--- STATED EXERCISE ---
Look through the lines and report how many include the word "qualità", giving nothing but the number.
* start SOURCE DATA *
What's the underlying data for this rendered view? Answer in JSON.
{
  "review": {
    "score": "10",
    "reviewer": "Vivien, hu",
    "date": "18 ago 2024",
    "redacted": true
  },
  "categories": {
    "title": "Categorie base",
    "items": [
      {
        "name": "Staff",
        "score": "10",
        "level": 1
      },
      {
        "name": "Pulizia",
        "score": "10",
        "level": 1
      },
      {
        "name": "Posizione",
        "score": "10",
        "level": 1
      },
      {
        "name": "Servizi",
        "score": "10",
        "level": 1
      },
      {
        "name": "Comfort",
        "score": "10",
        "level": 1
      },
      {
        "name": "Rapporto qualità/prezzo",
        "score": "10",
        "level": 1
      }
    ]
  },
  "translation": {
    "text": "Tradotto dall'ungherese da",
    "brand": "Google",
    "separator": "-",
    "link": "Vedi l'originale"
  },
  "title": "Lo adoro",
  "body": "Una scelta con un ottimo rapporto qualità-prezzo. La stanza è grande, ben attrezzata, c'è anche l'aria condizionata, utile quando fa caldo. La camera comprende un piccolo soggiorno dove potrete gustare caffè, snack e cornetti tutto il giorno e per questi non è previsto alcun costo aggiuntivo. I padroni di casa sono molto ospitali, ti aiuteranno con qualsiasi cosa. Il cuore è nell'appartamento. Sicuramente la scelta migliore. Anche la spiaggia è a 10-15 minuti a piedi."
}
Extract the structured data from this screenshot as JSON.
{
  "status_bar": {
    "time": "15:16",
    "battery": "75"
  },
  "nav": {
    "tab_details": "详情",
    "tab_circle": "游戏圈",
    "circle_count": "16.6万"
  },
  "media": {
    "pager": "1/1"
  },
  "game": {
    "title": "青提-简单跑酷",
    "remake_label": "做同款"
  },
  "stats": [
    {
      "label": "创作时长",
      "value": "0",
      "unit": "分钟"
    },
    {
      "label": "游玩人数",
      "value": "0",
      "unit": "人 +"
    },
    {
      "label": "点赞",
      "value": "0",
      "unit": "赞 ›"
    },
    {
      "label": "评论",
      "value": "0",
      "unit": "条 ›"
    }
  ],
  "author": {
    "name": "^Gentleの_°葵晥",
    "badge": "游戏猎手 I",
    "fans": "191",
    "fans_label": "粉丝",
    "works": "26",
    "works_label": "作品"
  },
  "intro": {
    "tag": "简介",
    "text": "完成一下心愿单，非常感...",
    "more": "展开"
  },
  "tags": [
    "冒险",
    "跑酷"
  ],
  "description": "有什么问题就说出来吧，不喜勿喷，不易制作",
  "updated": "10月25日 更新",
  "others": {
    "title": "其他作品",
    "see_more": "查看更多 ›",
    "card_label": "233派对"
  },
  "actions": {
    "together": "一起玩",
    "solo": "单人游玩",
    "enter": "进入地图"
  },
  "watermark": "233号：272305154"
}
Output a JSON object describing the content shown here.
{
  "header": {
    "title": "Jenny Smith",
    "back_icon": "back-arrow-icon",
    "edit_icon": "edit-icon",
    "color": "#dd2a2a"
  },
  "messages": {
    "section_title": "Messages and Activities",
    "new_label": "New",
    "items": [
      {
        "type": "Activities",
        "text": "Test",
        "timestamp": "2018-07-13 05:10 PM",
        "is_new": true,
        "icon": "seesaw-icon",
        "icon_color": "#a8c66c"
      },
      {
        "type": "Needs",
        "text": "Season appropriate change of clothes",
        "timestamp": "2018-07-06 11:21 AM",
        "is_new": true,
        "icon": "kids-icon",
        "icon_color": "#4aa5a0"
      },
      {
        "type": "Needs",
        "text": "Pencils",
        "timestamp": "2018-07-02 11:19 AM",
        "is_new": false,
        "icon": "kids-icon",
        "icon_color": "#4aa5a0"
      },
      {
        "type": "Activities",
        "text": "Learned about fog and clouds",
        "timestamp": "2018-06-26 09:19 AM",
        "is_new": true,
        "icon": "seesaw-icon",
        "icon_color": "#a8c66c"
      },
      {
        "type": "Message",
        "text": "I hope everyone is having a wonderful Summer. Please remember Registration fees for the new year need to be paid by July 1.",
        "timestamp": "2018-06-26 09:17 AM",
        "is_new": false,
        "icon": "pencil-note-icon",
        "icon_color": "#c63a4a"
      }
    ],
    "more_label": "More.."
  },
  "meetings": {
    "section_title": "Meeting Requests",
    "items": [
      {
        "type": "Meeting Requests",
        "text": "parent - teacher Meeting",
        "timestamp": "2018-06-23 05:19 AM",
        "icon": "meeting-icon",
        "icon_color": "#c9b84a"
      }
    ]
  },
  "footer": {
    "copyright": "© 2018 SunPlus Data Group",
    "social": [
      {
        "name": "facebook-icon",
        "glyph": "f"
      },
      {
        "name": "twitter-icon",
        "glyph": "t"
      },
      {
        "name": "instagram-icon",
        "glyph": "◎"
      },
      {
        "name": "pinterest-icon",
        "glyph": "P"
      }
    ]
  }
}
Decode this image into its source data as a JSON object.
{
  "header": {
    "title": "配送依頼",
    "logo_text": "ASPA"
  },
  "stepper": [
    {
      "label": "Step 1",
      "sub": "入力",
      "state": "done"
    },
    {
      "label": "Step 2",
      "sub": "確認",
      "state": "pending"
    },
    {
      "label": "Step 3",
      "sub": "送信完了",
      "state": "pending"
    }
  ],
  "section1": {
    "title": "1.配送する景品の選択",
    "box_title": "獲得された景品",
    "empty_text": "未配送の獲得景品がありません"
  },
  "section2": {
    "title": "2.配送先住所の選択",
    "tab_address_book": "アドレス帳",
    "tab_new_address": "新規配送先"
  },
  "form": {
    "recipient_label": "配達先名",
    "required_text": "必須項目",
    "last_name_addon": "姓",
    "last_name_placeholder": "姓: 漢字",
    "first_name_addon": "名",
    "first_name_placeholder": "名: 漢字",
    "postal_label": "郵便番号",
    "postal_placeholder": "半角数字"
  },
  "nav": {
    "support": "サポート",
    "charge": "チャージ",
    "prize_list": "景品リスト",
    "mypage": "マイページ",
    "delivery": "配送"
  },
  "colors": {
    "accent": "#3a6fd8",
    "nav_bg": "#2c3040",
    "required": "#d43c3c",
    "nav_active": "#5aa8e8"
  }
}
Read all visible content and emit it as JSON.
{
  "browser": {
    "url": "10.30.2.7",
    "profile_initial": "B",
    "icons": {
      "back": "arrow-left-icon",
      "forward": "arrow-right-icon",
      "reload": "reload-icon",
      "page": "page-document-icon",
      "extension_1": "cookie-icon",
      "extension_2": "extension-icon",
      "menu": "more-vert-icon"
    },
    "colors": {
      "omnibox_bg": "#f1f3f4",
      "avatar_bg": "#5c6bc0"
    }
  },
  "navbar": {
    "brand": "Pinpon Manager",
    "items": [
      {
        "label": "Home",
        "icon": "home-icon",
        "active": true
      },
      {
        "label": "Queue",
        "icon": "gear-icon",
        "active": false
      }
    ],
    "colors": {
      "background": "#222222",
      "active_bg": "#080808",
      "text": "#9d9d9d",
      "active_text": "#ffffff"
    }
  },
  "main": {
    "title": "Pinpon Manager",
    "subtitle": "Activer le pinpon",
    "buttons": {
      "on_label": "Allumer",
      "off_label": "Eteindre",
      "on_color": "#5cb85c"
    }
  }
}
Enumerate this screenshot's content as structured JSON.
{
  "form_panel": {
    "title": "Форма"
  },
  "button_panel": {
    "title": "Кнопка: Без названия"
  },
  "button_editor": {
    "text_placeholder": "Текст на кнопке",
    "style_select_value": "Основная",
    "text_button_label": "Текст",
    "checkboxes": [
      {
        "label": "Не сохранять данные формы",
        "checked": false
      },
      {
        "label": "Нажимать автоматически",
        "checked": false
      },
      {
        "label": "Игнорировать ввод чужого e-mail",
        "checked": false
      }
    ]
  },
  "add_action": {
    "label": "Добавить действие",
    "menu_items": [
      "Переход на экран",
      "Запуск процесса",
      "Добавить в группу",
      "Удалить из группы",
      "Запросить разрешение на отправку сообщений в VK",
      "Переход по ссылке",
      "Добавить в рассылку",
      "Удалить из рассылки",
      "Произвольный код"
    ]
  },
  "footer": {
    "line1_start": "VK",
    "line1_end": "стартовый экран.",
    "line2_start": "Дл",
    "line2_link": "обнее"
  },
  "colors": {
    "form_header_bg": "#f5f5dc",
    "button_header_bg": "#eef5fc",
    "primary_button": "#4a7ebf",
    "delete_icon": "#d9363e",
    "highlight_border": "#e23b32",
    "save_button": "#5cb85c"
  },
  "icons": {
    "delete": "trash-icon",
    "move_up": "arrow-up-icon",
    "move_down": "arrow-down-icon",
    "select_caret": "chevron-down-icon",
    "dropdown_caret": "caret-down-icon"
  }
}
* end SOURCE DATA *
--- SOLUTION FOR THIS TASK ---
2